In the copy, keep every record exact and leave out all images.

● ● ● ● ●

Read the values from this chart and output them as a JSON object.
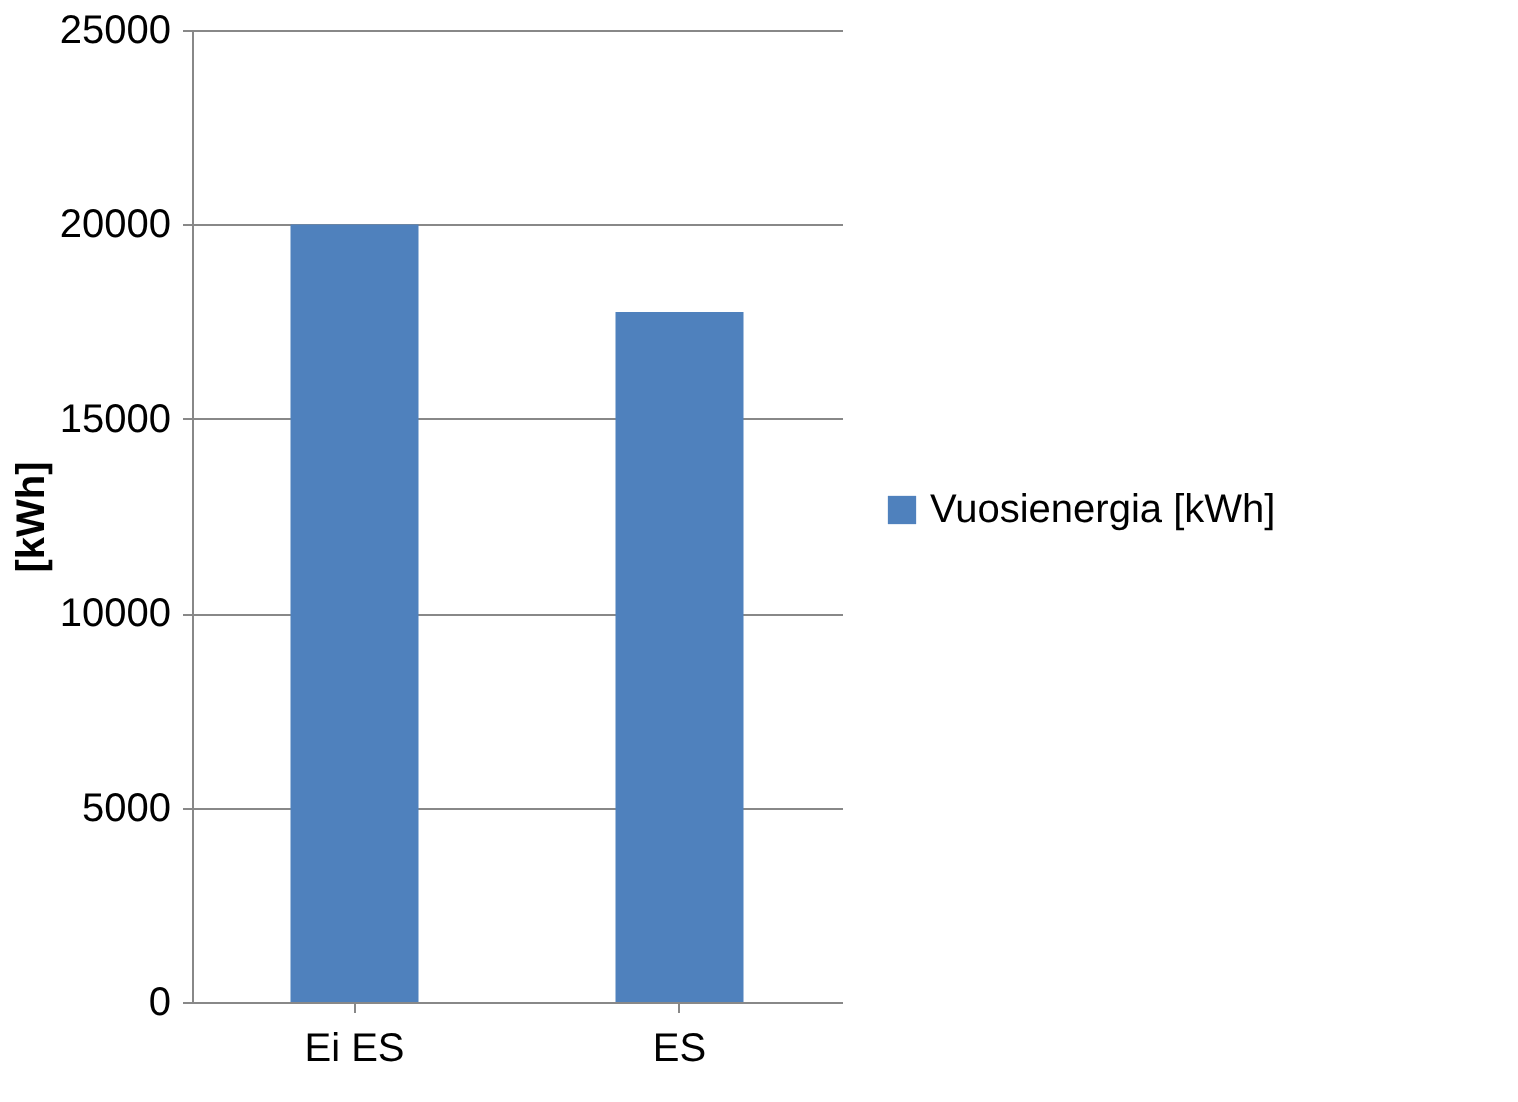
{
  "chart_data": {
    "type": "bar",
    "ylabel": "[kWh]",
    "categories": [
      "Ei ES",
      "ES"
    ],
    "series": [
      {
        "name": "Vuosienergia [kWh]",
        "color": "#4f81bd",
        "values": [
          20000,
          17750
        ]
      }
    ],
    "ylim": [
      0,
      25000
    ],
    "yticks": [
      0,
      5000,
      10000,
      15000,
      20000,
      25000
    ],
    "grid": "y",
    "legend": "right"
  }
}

● ● ● ● ●

● **ANSWER**:
Read the values from this chart and output them as a JSON object.
{
  "chart_data": {
    "type": "bar",
    "ylabel": "[kWh]",
    "categories": [
      "Ei ES",
      "ES"
    ],
    "series": [
      {
        "name": "Vuosienergia [kWh]",
        "color": "#4f81bd",
        "values": [
          20000,
          17750
        ]
      }
    ],
    "ylim": [
      0,
      25000
    ],
    "yticks": [
      0,
      5000,
      10000,
      15000,
      20000,
      25000
    ],
    "grid": "y",
    "legend": "right"
  }
}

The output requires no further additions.